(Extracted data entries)
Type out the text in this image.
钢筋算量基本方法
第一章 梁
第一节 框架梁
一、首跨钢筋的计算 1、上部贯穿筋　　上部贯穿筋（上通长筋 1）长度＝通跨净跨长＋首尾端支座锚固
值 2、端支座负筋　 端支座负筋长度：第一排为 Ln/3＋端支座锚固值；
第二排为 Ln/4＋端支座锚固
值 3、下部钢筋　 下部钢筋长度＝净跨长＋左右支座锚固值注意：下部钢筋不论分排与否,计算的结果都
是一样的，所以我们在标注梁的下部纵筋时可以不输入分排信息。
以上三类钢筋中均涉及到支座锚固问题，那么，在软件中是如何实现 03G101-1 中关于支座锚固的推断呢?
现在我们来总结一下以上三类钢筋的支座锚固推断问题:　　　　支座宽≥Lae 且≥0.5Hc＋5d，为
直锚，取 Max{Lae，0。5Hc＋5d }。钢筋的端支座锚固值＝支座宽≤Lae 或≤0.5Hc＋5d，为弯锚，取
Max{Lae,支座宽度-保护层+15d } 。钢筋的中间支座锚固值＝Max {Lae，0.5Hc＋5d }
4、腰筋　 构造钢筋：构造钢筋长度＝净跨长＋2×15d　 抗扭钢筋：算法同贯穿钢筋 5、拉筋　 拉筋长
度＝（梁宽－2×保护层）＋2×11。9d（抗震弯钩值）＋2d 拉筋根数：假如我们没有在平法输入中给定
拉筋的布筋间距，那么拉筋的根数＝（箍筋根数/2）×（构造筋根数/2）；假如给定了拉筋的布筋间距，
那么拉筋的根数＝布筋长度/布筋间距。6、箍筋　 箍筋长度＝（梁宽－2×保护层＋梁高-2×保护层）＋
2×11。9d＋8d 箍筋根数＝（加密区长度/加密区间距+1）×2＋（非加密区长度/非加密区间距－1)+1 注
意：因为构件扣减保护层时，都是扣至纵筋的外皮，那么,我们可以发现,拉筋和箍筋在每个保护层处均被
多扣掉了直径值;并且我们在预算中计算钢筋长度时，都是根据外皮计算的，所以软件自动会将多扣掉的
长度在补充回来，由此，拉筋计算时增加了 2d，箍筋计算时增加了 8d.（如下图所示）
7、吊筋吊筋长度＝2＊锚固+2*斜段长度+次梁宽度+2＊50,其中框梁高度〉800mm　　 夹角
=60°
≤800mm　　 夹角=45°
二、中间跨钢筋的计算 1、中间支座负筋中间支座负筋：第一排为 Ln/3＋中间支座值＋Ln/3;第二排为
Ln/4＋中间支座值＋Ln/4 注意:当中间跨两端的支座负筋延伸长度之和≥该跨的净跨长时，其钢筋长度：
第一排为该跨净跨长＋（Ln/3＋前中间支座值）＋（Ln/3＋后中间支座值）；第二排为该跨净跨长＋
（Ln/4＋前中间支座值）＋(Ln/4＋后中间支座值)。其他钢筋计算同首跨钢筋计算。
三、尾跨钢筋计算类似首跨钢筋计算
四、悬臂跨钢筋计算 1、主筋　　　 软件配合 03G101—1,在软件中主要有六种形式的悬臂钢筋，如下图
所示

◆ Written instruction:
Set down the listing above in full, please, exactly as it appears.

◆ Result for this task:
Type out the text in this image.
钢筋算量基本方法
第一章 梁
第一节 框架梁
一、首跨钢筋的计算 1、上部贯穿筋　　上部贯穿筋（上通长筋 1）长度＝通跨净跨长＋首尾端支座锚固
值 2、端支座负筋　 端支座负筋长度：第一排为 Ln/3＋端支座锚固值；
第二排为 Ln/4＋端支座锚固
值 3、下部钢筋　 下部钢筋长度＝净跨长＋左右支座锚固值注意：下部钢筋不论分排与否,计算的结果都
是一样的，所以我们在标注梁的下部纵筋时可以不输入分排信息。
以上三类钢筋中均涉及到支座锚固问题，那么，在软件中是如何实现 03G101-1 中关于支座锚固的推断呢?
现在我们来总结一下以上三类钢筋的支座锚固推断问题:　　　　支座宽≥Lae 且≥0.5Hc＋5d，为
直锚，取 Max{Lae，0。5Hc＋5d }。钢筋的端支座锚固值＝支座宽≤Lae 或≤0.5Hc＋5d，为弯锚，取
Max{Lae,支座宽度-保护层+15d } 。钢筋的中间支座锚固值＝Max {Lae，0.5Hc＋5d }
4、腰筋　 构造钢筋：构造钢筋长度＝净跨长＋2×15d　 抗扭钢筋：算法同贯穿钢筋 5、拉筋　 拉筋长
度＝（梁宽－2×保护层）＋2×11。9d（抗震弯钩值）＋2d 拉筋根数：假如我们没有在平法输入中给定
拉筋的布筋间距，那么拉筋的根数＝（箍筋根数/2）×（构造筋根数/2）；假如给定了拉筋的布筋间距，
那么拉筋的根数＝布筋长度/布筋间距。6、箍筋　 箍筋长度＝（梁宽－2×保护层＋梁高-2×保护层）＋
2×11。9d＋8d 箍筋根数＝（加密区长度/加密区间距+1）×2＋（非加密区长度/非加密区间距－1)+1 注
意：因为构件扣减保护层时，都是扣至纵筋的外皮，那么,我们可以发现,拉筋和箍筋在每个保护层处均被
多扣掉了直径值;并且我们在预算中计算钢筋长度时，都是根据外皮计算的，所以软件自动会将多扣掉的
长度在补充回来，由此，拉筋计算时增加了 2d，箍筋计算时增加了 8d.（如下图所示）
7、吊筋吊筋长度＝2＊锚固+2*斜段长度+次梁宽度+2＊50,其中框梁高度〉800mm　　 夹角
=60°
≤800mm　　 夹角=45°
二、中间跨钢筋的计算 1、中间支座负筋中间支座负筋：第一排为 Ln/3＋中间支座值＋Ln/3;第二排为
Ln/4＋中间支座值＋Ln/4 注意:当中间跨两端的支座负筋延伸长度之和≥该跨的净跨长时，其钢筋长度：
第一排为该跨净跨长＋（Ln/3＋前中间支座值）＋（Ln/3＋后中间支座值）；第二排为该跨净跨长＋
（Ln/4＋前中间支座值）＋(Ln/4＋后中间支座值)。其他钢筋计算同首跨钢筋计算。
三、尾跨钢筋计算类似首跨钢筋计算
四、悬臂跨钢筋计算 1、主筋　　　 软件配合 03G101—1,在软件中主要有六种形式的悬臂钢筋，如下图
所示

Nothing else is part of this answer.